A brief pause to ruminate on why we never really saw Jeanne Tripplehorn — who plays the sinister shrew here — past the ’90s in major motion pictures. I guess we started traveling in different circles, but I’ll always remember Waterworld. Ah, maybe I just answered my own question.

The “two universes” twist makes for a particularly challenging job for Sliding Doors’ editor. Even though this movie keeps flipping back and forth between the worlds as the timeline goes forward, it does a fabulous job keeping the two straight and finding interesting ways to contrast the two and have the scenes crash and cut together.

I do wish that the story was more interesting and that I was more invested in it, because this is a pretty cool concept. It brings to mind time travel or time loop movies, where we learn what should’ve happened and then see alternate versions for those “what if” comparisons.

It’s never explained what’s going on, exactly, but this film hints that the universes are connected somehow, or that the two Helens sense each other. Perhaps Goop is calling the shots.

[Some records]
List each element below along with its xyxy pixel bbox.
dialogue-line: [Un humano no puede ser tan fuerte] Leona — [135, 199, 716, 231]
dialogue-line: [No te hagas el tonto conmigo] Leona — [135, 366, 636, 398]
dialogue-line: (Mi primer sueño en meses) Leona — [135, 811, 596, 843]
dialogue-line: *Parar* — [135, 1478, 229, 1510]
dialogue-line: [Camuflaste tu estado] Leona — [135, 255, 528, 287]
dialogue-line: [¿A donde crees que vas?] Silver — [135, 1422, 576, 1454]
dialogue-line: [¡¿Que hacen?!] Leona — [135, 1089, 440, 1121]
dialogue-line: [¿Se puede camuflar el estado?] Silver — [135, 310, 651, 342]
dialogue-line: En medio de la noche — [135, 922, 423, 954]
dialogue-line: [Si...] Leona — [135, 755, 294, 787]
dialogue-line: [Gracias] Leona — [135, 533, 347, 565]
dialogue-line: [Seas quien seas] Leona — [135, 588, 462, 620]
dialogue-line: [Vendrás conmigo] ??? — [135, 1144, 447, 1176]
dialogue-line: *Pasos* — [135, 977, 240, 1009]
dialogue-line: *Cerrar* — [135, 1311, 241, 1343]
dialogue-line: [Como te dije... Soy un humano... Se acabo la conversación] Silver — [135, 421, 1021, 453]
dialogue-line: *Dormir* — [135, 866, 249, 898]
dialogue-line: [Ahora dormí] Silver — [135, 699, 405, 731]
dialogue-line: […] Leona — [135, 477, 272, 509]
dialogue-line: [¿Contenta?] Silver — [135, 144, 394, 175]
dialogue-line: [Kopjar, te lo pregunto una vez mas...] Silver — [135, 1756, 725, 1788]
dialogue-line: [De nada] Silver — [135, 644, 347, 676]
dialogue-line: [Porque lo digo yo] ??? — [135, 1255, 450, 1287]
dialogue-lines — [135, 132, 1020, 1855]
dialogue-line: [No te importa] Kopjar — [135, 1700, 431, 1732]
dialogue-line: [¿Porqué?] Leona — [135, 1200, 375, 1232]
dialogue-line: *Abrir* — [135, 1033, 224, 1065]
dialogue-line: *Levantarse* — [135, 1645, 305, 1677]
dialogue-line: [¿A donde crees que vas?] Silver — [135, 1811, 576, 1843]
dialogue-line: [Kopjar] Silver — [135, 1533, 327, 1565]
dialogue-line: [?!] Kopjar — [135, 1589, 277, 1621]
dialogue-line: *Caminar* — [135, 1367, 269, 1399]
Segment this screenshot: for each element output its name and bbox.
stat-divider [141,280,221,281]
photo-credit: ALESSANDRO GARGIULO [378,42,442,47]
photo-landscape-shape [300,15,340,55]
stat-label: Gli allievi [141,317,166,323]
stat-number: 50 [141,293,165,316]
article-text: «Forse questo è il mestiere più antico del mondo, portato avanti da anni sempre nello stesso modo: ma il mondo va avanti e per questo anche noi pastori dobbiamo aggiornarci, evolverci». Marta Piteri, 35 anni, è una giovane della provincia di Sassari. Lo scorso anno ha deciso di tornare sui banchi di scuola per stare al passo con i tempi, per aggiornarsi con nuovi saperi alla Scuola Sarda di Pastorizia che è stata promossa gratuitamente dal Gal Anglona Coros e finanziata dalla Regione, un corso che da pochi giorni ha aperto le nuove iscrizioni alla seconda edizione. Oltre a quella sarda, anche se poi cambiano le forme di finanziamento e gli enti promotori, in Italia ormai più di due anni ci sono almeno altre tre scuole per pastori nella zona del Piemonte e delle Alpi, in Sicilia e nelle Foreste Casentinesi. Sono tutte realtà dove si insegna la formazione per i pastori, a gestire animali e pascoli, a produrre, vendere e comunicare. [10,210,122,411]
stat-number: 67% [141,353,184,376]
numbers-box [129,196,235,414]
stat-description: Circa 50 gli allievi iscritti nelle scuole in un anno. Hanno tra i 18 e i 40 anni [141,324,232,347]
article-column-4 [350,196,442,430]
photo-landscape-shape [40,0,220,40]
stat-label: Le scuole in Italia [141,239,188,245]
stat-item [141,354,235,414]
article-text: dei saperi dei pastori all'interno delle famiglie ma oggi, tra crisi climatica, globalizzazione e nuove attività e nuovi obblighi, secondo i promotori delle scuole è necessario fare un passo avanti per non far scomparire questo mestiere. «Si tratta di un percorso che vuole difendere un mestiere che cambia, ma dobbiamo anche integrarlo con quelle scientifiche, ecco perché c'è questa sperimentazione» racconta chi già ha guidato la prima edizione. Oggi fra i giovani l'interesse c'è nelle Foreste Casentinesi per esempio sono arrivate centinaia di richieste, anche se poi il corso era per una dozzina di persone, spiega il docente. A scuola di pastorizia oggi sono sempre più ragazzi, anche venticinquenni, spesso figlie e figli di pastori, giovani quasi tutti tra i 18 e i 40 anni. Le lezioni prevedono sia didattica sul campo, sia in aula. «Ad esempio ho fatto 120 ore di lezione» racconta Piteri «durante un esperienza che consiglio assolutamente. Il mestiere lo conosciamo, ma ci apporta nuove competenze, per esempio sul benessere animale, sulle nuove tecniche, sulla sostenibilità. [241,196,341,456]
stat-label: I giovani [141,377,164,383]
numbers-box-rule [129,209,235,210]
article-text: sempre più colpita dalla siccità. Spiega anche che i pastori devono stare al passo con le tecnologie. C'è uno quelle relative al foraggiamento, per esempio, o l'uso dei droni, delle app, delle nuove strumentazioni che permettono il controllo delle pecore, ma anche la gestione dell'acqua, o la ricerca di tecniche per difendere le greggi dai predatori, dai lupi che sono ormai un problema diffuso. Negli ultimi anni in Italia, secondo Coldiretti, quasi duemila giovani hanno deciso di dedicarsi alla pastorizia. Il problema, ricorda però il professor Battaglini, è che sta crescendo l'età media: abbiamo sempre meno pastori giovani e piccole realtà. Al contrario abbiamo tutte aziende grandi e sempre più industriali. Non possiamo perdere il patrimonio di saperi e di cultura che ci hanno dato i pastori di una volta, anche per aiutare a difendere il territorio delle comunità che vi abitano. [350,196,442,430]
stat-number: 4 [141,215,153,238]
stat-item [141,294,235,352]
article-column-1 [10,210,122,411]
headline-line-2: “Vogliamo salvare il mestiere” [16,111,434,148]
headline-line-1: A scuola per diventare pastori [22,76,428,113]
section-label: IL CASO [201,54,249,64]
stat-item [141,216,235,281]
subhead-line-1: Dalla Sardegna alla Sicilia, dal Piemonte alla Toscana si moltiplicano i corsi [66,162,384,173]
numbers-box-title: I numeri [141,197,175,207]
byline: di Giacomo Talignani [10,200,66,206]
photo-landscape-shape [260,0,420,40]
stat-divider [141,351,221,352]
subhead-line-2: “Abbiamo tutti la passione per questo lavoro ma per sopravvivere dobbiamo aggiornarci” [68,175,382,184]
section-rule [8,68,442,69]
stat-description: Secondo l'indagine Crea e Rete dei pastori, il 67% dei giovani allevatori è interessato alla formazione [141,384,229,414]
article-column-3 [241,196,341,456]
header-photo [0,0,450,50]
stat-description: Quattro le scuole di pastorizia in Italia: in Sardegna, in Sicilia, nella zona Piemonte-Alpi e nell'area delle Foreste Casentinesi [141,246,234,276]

#### Written instruction A:
Render this sentence from the Sliding Doors review in Spanish: "It’s never explained what’s going on, exactly, but this film hints that the universes are connected somehow, or that the two Helens sense each other."
#### Written instruction B:
Proceed with the Sliding Doors review, picking up right after its final sentence.
The records have no connection to the Sliding Doors review.

#### Written response A:
Nunca se explica exactamente qué está pasando, pero esta película insinúa que los universos están conectados de algún modo, o que las dos Helens se perciben mutuamente.

#### Written response B:
Pinning a genre on this one is a tricky business indeed. It’s halfway a lot of things and fullway none of them. Romance? Well sure, it’s kind of a love… quadrangle, but since there are two parallel plots, it’s hard to point at one and call it the definitive love story. There’s a smattering of humor, mostly by Hannah, but it’s not nearly enough to push this into romcom territory. Sappy drama oozes onto each page of the script, punctuated by tours around late-90s London. And then, as I mentioned previously, is the specter of the fantastical.

I guess you get two movies in one here, so if you hate one of the timelines — and that’s going to be the obvious bummer one — you merely have to wait a minute until it switches over to something different.

Unfortunately, it never gels the way that it clearly wants to. Hannah is funny, Paltrow is a generic love interest, and the humor kind of stingy and the stories aren’t that deep. The “what if” concept is interesting, but I couldn’t get over how incredibly unlikable several of these characters were.

And without spoiling too much, it kind of has not one, but two downer endings. I don’t ask much of romcoms: Characters that connect with my sensibilities, a decent amount of jokes, and a happily-ever-after finale. I don’t need to be depressed twice over.

Of course, if Helen ever needs more lives, she could just run into more doors and make more copies. That way she’s immortal! GWENETH PALTROW IS YOUR MULTIVERSE GOOP OVERLORD RAWR

Maybe in another universe I saw this movie and passed it by like I always do. Somehow, I don’t think my life would be that much different.

Intermission!

  • Wait, she’s such good friends with the baker that he comes out to the sidewalk to give her donuts and a little cheek smooch? How often is she frequenting this place? Why does she not weigh 500 pounds?
  • At least the opening song is peppy
  • Magical tinkles!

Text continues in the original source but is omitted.